▶ _Exercise details_
Which lines hold the word "Michael"? Copy each one.

— start of Available records —

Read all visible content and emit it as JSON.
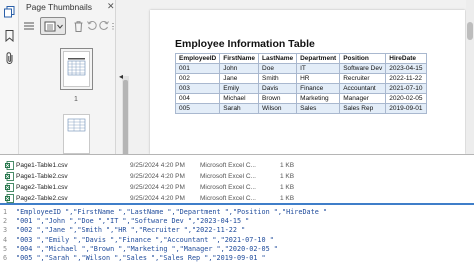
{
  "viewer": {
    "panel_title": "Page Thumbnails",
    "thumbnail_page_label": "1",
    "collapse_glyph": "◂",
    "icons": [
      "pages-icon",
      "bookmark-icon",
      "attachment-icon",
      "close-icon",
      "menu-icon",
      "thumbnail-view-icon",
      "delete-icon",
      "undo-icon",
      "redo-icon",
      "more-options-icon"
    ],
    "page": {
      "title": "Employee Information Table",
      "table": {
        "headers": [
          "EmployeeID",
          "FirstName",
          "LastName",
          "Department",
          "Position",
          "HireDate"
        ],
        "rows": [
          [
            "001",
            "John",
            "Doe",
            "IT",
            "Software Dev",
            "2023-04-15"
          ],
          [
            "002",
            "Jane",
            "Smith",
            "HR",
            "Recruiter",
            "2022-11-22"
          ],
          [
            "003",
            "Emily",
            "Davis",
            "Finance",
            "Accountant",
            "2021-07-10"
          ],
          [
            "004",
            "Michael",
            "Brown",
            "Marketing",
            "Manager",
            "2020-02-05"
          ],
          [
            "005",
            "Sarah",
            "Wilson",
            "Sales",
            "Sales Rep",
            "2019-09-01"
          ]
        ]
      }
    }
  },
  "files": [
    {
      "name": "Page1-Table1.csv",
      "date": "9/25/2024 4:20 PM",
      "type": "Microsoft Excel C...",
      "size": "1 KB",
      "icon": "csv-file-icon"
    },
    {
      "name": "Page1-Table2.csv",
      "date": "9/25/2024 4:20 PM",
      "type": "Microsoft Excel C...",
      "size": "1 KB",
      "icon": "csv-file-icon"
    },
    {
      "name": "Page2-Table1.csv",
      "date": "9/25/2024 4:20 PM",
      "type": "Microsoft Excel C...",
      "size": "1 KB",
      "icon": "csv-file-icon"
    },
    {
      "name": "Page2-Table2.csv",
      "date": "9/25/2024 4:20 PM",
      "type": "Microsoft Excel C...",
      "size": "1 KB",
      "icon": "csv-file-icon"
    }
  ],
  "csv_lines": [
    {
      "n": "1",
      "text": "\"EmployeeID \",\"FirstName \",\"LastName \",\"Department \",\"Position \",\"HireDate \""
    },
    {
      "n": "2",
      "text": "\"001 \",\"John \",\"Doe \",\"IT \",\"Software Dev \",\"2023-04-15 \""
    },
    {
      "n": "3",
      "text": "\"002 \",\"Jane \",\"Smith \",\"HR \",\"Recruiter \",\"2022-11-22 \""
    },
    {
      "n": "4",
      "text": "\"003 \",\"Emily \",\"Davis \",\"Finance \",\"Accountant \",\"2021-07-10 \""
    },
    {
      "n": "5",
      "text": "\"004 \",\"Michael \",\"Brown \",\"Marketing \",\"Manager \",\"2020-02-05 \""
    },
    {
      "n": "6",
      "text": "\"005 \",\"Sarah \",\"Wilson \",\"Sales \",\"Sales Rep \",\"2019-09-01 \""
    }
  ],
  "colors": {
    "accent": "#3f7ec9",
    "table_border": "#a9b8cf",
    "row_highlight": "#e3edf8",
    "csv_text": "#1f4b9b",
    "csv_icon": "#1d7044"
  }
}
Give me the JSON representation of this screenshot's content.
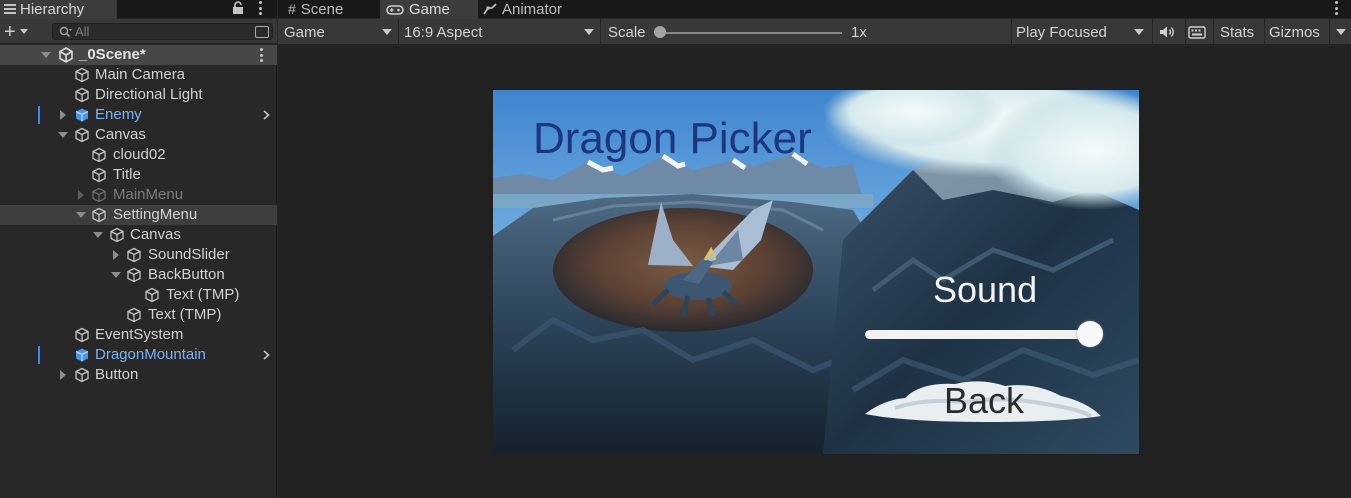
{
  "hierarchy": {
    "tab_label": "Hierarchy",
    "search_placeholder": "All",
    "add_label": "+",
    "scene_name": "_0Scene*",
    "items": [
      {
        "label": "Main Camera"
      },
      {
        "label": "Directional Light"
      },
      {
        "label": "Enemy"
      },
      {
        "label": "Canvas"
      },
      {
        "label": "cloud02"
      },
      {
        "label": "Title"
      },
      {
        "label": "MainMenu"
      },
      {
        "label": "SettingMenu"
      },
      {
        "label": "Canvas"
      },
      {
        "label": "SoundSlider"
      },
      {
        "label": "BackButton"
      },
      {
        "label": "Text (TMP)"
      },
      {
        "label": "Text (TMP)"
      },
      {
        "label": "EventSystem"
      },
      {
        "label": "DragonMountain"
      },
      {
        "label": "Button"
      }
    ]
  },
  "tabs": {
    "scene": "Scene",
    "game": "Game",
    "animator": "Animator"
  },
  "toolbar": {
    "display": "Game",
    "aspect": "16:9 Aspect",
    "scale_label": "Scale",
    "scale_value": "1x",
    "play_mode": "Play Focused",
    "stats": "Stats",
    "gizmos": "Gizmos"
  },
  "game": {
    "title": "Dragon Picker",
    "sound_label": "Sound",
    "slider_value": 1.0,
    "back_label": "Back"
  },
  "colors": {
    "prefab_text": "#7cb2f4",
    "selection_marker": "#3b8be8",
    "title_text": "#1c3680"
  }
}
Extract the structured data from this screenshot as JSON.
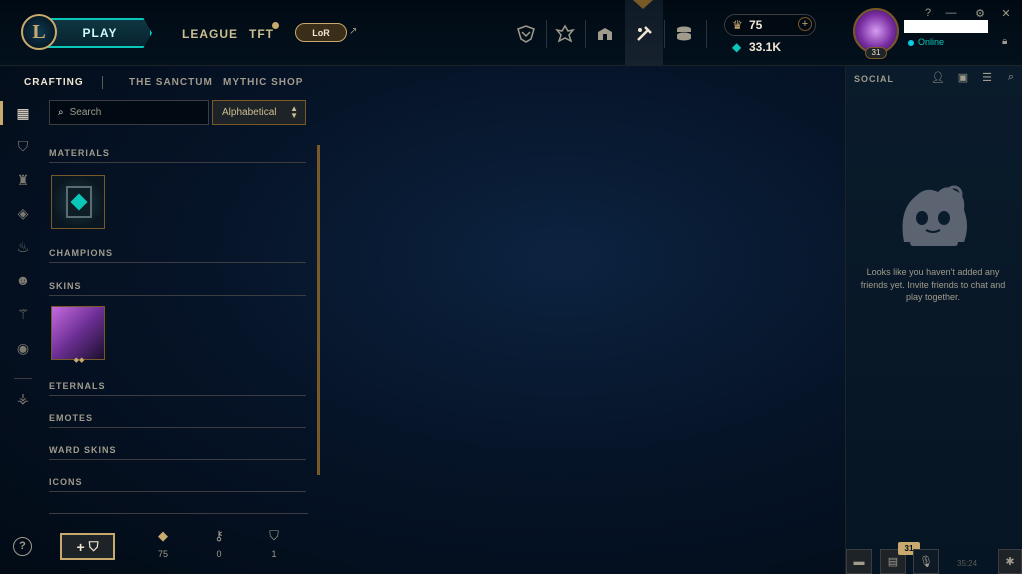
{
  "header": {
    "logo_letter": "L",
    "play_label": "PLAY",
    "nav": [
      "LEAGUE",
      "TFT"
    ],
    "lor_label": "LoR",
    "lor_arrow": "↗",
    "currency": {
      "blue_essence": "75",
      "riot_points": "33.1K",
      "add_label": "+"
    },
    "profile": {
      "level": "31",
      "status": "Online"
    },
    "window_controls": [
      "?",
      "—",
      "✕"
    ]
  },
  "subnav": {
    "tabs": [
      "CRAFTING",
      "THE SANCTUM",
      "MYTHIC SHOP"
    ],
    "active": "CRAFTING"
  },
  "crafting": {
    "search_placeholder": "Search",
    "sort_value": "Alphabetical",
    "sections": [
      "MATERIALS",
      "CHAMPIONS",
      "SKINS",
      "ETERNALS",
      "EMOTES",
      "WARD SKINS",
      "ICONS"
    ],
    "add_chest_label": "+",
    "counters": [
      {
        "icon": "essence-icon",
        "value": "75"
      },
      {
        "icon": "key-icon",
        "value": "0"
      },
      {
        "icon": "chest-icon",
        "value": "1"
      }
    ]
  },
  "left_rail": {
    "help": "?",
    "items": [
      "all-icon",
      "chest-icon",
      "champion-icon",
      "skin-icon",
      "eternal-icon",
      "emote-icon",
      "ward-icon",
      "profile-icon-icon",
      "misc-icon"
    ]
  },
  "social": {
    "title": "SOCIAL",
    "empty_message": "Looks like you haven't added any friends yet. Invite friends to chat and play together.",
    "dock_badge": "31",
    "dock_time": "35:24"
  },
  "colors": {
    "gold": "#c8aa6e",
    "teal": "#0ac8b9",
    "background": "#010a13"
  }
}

— end of Available records —

▶ _Exercise solution_
            "Michael",
      "text": "\"004 \",\"Michael \",\"Brown \",\"Marketing \",\"Manager \",\"2020-02-05 \""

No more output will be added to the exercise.